Stored records:

+++++

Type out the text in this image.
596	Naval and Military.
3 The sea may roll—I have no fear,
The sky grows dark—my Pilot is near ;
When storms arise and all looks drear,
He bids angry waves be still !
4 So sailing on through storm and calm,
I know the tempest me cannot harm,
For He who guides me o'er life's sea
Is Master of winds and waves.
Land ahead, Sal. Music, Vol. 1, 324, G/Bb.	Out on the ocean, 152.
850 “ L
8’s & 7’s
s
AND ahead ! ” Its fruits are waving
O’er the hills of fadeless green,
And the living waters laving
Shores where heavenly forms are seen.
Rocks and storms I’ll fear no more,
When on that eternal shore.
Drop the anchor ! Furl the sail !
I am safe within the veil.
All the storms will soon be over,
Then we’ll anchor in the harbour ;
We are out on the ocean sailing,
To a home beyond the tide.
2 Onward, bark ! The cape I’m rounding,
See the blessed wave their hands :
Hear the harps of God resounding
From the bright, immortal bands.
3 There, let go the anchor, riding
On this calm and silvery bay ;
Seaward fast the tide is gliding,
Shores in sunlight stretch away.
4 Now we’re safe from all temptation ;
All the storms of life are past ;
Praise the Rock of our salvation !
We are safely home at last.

+++++

SET EXERCISE: Scan the material and collect every line that contains "Shores".

EXERCISE SOLUTION:
Shores where heavenly forms are seen.
Shores in sunlight stretch away.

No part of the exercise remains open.